> [TASK STATEMENT]: Copy out every line of the listing below word for word, in the same order.

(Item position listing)
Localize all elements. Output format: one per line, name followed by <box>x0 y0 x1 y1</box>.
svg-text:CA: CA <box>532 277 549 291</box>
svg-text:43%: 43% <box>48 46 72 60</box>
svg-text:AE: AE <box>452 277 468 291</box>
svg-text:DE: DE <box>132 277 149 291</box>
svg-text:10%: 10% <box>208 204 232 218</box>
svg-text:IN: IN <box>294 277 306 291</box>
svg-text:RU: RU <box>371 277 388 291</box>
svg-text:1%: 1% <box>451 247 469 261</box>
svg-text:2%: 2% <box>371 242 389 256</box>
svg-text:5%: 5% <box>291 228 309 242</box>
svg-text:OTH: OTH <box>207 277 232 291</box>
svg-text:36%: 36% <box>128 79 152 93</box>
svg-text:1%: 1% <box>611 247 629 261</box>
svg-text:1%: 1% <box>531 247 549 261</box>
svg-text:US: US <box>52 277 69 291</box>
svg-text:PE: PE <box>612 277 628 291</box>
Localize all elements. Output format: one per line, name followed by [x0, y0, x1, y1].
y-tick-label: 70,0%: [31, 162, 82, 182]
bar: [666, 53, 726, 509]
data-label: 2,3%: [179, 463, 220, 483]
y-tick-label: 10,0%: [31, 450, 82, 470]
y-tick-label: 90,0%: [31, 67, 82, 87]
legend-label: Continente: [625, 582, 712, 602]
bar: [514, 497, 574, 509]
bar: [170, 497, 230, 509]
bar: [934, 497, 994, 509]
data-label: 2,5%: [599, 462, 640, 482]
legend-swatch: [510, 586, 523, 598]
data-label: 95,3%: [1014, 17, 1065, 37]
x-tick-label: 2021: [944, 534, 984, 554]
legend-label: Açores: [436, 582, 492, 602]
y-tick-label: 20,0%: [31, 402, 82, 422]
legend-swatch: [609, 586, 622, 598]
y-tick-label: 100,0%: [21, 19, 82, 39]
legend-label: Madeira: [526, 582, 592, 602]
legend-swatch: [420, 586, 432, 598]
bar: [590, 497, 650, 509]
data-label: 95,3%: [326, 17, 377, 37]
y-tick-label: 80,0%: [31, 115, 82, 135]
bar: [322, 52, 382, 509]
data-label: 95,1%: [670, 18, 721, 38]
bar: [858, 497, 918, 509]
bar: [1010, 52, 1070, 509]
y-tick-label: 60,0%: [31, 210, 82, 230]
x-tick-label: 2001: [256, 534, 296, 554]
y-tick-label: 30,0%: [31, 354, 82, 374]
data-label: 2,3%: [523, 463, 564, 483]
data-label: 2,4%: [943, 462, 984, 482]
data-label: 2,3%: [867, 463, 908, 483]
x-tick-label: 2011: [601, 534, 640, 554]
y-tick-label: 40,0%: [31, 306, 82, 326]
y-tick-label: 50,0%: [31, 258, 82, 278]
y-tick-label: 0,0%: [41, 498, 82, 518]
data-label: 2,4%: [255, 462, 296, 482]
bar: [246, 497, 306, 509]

> [COMPLETE ANSWER]:
Localize all elements. Output format: one per line, name followed by <box>x0 y0 x1 y1</box>.
svg-text:CA: CA <box>532 277 549 291</box>
svg-text:43%: 43% <box>48 46 72 60</box>
svg-text:AE: AE <box>452 277 468 291</box>
svg-text:DE: DE <box>132 277 149 291</box>
svg-text:10%: 10% <box>208 204 232 218</box>
svg-text:IN: IN <box>294 277 306 291</box>
svg-text:RU: RU <box>371 277 388 291</box>
svg-text:1%: 1% <box>451 247 469 261</box>
svg-text:2%: 2% <box>371 242 389 256</box>
svg-text:5%: 5% <box>291 228 309 242</box>
svg-text:OTH: OTH <box>207 277 232 291</box>
svg-text:36%: 36% <box>128 79 152 93</box>
svg-text:1%: 1% <box>611 247 629 261</box>
svg-text:1%: 1% <box>531 247 549 261</box>
svg-text:US: US <box>52 277 69 291</box>
svg-text:PE: PE <box>612 277 628 291</box>
Localize all elements. Output format: one per line, name followed by [x0, y0, x1, y1].
y-tick-label: 70,0%: [31, 162, 82, 182]
bar: [666, 53, 726, 509]
data-label: 2,3%: [179, 463, 220, 483]
y-tick-label: 10,0%: [31, 450, 82, 470]
y-tick-label: 90,0%: [31, 67, 82, 87]
legend-label: Continente: [625, 582, 712, 602]
bar: [514, 497, 574, 509]
bar: [170, 497, 230, 509]
bar: [934, 497, 994, 509]
data-label: 2,5%: [599, 462, 640, 482]
legend-swatch: [510, 586, 523, 598]
data-label: 95,3%: [1014, 17, 1065, 37]
x-tick-label: 2021: [944, 534, 984, 554]
legend-label: Açores: [436, 582, 492, 602]
y-tick-label: 20,0%: [31, 402, 82, 422]
legend-swatch: [609, 586, 622, 598]
y-tick-label: 100,0%: [21, 19, 82, 39]
legend-label: Madeira: [526, 582, 592, 602]
legend-swatch: [420, 586, 432, 598]
bar: [590, 497, 650, 509]
data-label: 95,3%: [326, 17, 377, 37]
y-tick-label: 80,0%: [31, 115, 82, 135]
bar: [322, 52, 382, 509]
data-label: 95,1%: [670, 18, 721, 38]
bar: [858, 497, 918, 509]
bar: [1010, 52, 1070, 509]
y-tick-label: 60,0%: [31, 210, 82, 230]
x-tick-label: 2001: [256, 534, 296, 554]
y-tick-label: 30,0%: [31, 354, 82, 374]
data-label: 2,3%: [523, 463, 564, 483]
data-label: 2,4%: [943, 462, 984, 482]
data-label: 2,3%: [867, 463, 908, 483]
x-tick-label: 2011: [601, 534, 640, 554]
y-tick-label: 40,0%: [31, 306, 82, 326]
y-tick-label: 50,0%: [31, 258, 82, 278]
y-tick-label: 0,0%: [41, 498, 82, 518]
data-label: 2,4%: [255, 462, 296, 482]
bar: [246, 497, 306, 509]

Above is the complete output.